:: Written task ::
Present the following entries again, word for word and in full.
#####
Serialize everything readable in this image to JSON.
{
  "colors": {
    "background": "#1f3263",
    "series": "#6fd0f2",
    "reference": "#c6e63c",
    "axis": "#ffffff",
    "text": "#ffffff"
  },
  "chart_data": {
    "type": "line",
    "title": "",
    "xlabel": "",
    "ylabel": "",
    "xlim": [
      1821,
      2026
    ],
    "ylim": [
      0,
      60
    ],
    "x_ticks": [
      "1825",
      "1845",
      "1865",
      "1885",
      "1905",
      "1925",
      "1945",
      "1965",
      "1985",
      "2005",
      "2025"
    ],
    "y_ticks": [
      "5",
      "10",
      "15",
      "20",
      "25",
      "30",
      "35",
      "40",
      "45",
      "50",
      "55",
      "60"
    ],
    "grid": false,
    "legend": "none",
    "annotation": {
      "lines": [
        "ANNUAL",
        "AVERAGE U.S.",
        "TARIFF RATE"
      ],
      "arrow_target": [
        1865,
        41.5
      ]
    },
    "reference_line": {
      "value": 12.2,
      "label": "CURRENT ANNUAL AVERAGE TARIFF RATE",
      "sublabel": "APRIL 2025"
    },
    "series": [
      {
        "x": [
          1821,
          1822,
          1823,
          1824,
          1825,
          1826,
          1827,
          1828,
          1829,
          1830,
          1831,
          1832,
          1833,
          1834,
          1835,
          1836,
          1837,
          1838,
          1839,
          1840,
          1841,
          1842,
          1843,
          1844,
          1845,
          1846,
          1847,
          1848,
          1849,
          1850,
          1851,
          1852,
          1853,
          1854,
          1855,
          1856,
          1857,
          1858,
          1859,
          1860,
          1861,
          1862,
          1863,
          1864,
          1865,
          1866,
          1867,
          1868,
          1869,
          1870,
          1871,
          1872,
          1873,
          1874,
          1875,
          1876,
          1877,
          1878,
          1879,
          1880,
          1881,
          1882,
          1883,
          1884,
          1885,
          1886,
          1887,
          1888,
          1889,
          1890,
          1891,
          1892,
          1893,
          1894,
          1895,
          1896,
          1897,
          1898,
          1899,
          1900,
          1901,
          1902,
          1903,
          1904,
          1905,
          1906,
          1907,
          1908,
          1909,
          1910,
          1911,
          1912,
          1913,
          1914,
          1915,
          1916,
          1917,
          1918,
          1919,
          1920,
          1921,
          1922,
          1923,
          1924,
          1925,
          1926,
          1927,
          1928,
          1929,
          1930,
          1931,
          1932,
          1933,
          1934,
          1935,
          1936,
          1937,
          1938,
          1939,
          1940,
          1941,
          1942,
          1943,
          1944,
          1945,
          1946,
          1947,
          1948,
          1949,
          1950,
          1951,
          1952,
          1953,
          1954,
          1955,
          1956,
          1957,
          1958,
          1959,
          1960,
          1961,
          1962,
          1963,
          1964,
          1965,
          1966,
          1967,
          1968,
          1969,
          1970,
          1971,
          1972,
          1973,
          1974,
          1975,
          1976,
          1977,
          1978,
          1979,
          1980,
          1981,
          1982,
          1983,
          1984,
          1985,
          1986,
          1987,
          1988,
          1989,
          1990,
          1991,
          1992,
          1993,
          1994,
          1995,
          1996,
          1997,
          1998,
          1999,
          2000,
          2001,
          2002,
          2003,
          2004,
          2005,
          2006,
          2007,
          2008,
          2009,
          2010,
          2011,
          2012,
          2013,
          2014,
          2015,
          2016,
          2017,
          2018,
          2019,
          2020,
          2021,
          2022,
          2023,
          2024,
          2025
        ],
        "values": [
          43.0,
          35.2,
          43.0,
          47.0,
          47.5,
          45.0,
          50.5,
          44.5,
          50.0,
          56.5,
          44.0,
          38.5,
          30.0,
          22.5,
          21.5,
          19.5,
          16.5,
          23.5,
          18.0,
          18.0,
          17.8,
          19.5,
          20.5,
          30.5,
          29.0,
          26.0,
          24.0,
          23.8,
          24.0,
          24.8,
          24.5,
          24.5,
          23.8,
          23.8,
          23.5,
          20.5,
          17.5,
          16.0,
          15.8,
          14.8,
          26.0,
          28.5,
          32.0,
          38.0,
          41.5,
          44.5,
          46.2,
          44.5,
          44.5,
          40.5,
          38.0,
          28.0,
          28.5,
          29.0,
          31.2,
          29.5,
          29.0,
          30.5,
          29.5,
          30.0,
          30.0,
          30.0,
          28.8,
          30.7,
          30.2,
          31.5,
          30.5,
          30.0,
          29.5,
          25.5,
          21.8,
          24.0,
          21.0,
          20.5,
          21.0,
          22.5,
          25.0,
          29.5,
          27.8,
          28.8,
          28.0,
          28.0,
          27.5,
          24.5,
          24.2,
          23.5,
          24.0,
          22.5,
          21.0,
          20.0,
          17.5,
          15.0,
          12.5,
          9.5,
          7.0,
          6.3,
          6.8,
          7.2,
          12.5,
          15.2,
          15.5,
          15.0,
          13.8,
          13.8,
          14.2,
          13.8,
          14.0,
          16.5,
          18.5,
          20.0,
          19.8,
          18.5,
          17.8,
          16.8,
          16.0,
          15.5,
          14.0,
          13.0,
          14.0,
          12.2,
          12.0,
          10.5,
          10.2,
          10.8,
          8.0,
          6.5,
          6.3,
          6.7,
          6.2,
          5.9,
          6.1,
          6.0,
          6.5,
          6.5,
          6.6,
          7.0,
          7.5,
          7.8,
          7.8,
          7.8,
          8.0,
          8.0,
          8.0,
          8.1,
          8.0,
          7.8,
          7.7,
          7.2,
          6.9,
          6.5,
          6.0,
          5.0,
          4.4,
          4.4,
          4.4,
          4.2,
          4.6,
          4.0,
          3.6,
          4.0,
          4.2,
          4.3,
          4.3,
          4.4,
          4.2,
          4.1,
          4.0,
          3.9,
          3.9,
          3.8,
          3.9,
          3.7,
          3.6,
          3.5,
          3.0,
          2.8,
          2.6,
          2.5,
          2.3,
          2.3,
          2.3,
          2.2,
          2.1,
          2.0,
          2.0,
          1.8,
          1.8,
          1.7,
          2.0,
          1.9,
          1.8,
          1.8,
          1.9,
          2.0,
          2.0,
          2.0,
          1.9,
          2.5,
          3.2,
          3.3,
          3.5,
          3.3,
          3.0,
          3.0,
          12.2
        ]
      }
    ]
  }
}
#####
:: Reply ::
Serialize everything readable in this image to JSON.
{
  "colors": {
    "background": "#1f3263",
    "series": "#6fd0f2",
    "reference": "#c6e63c",
    "axis": "#ffffff",
    "text": "#ffffff"
  },
  "chart_data": {
    "type": "line",
    "title": "",
    "xlabel": "",
    "ylabel": "",
    "xlim": [
      1821,
      2026
    ],
    "ylim": [
      0,
      60
    ],
    "x_ticks": [
      "1825",
      "1845",
      "1865",
      "1885",
      "1905",
      "1925",
      "1945",
      "1965",
      "1985",
      "2005",
      "2025"
    ],
    "y_ticks": [
      "5",
      "10",
      "15",
      "20",
      "25",
      "30",
      "35",
      "40",
      "45",
      "50",
      "55",
      "60"
    ],
    "grid": false,
    "legend": "none",
    "annotation": {
      "lines": [
        "ANNUAL",
        "AVERAGE U.S.",
        "TARIFF RATE"
      ],
      "arrow_target": [
        1865,
        41.5
      ]
    },
    "reference_line": {
      "value": 12.2,
      "label": "CURRENT ANNUAL AVERAGE TARIFF RATE",
      "sublabel": "APRIL 2025"
    },
    "series": [
      {
        "x": [
          1821,
          1822,
          1823,
          1824,
          1825,
          1826,
          1827,
          1828,
          1829,
          1830,
          1831,
          1832,
          1833,
          1834,
          1835,
          1836,
          1837,
          1838,
          1839,
          1840,
          1841,
          1842,
          1843,
          1844,
          1845,
          1846,
          1847,
          1848,
          1849,
          1850,
          1851,
          1852,
          1853,
          1854,
          1855,
          1856,
          1857,
          1858,
          1859,
          1860,
          1861,
          1862,
          1863,
          1864,
          1865,
          1866,
          1867,
          1868,
          1869,
          1870,
          1871,
          1872,
          1873,
          1874,
          1875,
          1876,
          1877,
          1878,
          1879,
          1880,
          1881,
          1882,
          1883,
          1884,
          1885,
          1886,
          1887,
          1888,
          1889,
          1890,
          1891,
          1892,
          1893,
          1894,
          1895,
          1896,
          1897,
          1898,
          1899,
          1900,
          1901,
          1902,
          1903,
          1904,
          1905,
          1906,
          1907,
          1908,
          1909,
          1910,
          1911,
          1912,
          1913,
          1914,
          1915,
          1916,
          1917,
          1918,
          1919,
          1920,
          1921,
          1922,
          1923,
          1924,
          1925,
          1926,
          1927,
          1928,
          1929,
          1930,
          1931,
          1932,
          1933,
          1934,
          1935,
          1936,
          1937,
          1938,
          1939,
          1940,
          1941,
          1942,
          1943,
          1944,
          1945,
          1946,
          1947,
          1948,
          1949,
          1950,
          1951,
          1952,
          1953,
          1954,
          1955,
          1956,
          1957,
          1958,
          1959,
          1960,
          1961,
          1962,
          1963,
          1964,
          1965,
          1966,
          1967,
          1968,
          1969,
          1970,
          1971,
          1972,
          1973,
          1974,
          1975,
          1976,
          1977,
          1978,
          1979,
          1980,
          1981,
          1982,
          1983,
          1984,
          1985,
          1986,
          1987,
          1988,
          1989,
          1990,
          1991,
          1992,
          1993,
          1994,
          1995,
          1996,
          1997,
          1998,
          1999,
          2000,
          2001,
          2002,
          2003,
          2004,
          2005,
          2006,
          2007,
          2008,
          2009,
          2010,
          2011,
          2012,
          2013,
          2014,
          2015,
          2016,
          2017,
          2018,
          2019,
          2020,
          2021,
          2022,
          2023,
          2024,
          2025
        ],
        "values": [
          43.0,
          35.2,
          43.0,
          47.0,
          47.5,
          45.0,
          50.5,
          44.5,
          50.0,
          56.5,
          44.0,
          38.5,
          30.0,
          22.5,
          21.5,
          19.5,
          16.5,
          23.5,
          18.0,
          18.0,
          17.8,
          19.5,
          20.5,
          30.5,
          29.0,
          26.0,
          24.0,
          23.8,
          24.0,
          24.8,
          24.5,
          24.5,
          23.8,
          23.8,
          23.5,
          20.5,
          17.5,
          16.0,
          15.8,
          14.8,
          26.0,
          28.5,
          32.0,
          38.0,
          41.5,
          44.5,
          46.2,
          44.5,
          44.5,
          40.5,
          38.0,
          28.0,
          28.5,
          29.0,
          31.2,
          29.5,
          29.0,
          30.5,
          29.5,
          30.0,
          30.0,
          30.0,
          28.8,
          30.7,
          30.2,
          31.5,
          30.5,
          30.0,
          29.5,
          25.5,
          21.8,
          24.0,
          21.0,
          20.5,
          21.0,
          22.5,
          25.0,
          29.5,
          27.8,
          28.8,
          28.0,
          28.0,
          27.5,
          24.5,
          24.2,
          23.5,
          24.0,
          22.5,
          21.0,
          20.0,
          17.5,
          15.0,
          12.5,
          9.5,
          7.0,
          6.3,
          6.8,
          7.2,
          12.5,
          15.2,
          15.5,
          15.0,
          13.8,
          13.8,
          14.2,
          13.8,
          14.0,
          16.5,
          18.5,
          20.0,
          19.8,
          18.5,
          17.8,
          16.8,
          16.0,
          15.5,
          14.0,
          13.0,
          14.0,
          12.2,
          12.0,
          10.5,
          10.2,
          10.8,
          8.0,
          6.5,
          6.3,
          6.7,
          6.2,
          5.9,
          6.1,
          6.0,
          6.5,
          6.5,
          6.6,
          7.0,
          7.5,
          7.8,
          7.8,
          7.8,
          8.0,
          8.0,
          8.0,
          8.1,
          8.0,
          7.8,
          7.7,
          7.2,
          6.9,
          6.5,
          6.0,
          5.0,
          4.4,
          4.4,
          4.4,
          4.2,
          4.6,
          4.0,
          3.6,
          4.0,
          4.2,
          4.3,
          4.3,
          4.4,
          4.2,
          4.1,
          4.0,
          3.9,
          3.9,
          3.8,
          3.9,
          3.7,
          3.6,
          3.5,
          3.0,
          2.8,
          2.6,
          2.5,
          2.3,
          2.3,
          2.3,
          2.2,
          2.1,
          2.0,
          2.0,
          1.8,
          1.8,
          1.7,
          2.0,
          1.9,
          1.8,
          1.8,
          1.9,
          2.0,
          2.0,
          2.0,
          1.9,
          2.5,
          3.2,
          3.3,
          3.5,
          3.3,
          3.0,
          3.0,
          12.2
        ]
      }
    ]
  }
}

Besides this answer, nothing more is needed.